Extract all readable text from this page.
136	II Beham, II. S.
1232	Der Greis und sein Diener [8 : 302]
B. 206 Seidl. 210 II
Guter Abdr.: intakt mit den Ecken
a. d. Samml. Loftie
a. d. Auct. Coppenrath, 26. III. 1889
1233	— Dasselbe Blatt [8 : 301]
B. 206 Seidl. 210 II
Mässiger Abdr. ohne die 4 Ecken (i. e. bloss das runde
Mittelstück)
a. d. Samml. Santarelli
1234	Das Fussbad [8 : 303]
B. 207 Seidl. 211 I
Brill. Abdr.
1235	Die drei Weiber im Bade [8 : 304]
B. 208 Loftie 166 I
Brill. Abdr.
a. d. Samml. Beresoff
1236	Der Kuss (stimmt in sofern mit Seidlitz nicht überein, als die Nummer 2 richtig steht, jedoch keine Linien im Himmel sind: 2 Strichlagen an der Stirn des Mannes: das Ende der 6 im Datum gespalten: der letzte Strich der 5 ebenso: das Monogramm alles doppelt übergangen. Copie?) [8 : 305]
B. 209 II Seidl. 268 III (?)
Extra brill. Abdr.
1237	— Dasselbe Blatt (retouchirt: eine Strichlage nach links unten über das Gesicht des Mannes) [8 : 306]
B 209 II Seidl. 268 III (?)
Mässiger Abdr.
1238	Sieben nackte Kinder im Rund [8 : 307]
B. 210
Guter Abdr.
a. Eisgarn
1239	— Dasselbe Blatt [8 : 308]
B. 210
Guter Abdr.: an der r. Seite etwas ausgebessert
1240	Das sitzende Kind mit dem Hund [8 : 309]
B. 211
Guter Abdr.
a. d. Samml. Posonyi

□ □ □ □

Pull out each record as written and restate it exactly.

Extract all readable text from this page.
136	II Beham, II. S.
1232	Der Greis und sein Diener [8 : 302]
B. 206 Seidl. 210 II
Guter Abdr.: intakt mit den Ecken
a. d. Samml. Loftie
a. d. Auct. Coppenrath, 26. III. 1889
1233	— Dasselbe Blatt [8 : 301]
B. 206 Seidl. 210 II
Mässiger Abdr. ohne die 4 Ecken (i. e. bloss das runde
Mittelstück)
a. d. Samml. Santarelli
1234	Das Fussbad [8 : 303]
B. 207 Seidl. 211 I
Brill. Abdr.
1235	Die drei Weiber im Bade [8 : 304]
B. 208 Loftie 166 I
Brill. Abdr.
a. d. Samml. Beresoff
1236	Der Kuss (stimmt in sofern mit Seidlitz nicht überein, als die Nummer 2 richtig steht, jedoch keine Linien im Himmel sind: 2 Strichlagen an der Stirn des Mannes: das Ende der 6 im Datum gespalten: der letzte Strich der 5 ebenso: das Monogramm alles doppelt übergangen. Copie?) [8 : 305]
B. 209 II Seidl. 268 III (?)
Extra brill. Abdr.
1237	— Dasselbe Blatt (retouchirt: eine Strichlage nach links unten über das Gesicht des Mannes) [8 : 306]
B 209 II Seidl. 268 III (?)
Mässiger Abdr.
1238	Sieben nackte Kinder im Rund [8 : 307]
B. 210
Guter Abdr.
a. Eisgarn
1239	— Dasselbe Blatt [8 : 308]
B. 210
Guter Abdr.: an der r. Seite etwas ausgebessert
1240	Das sitzende Kind mit dem Hund [8 : 309]
B. 211
Guter Abdr.
a. d. Samml. Posonyi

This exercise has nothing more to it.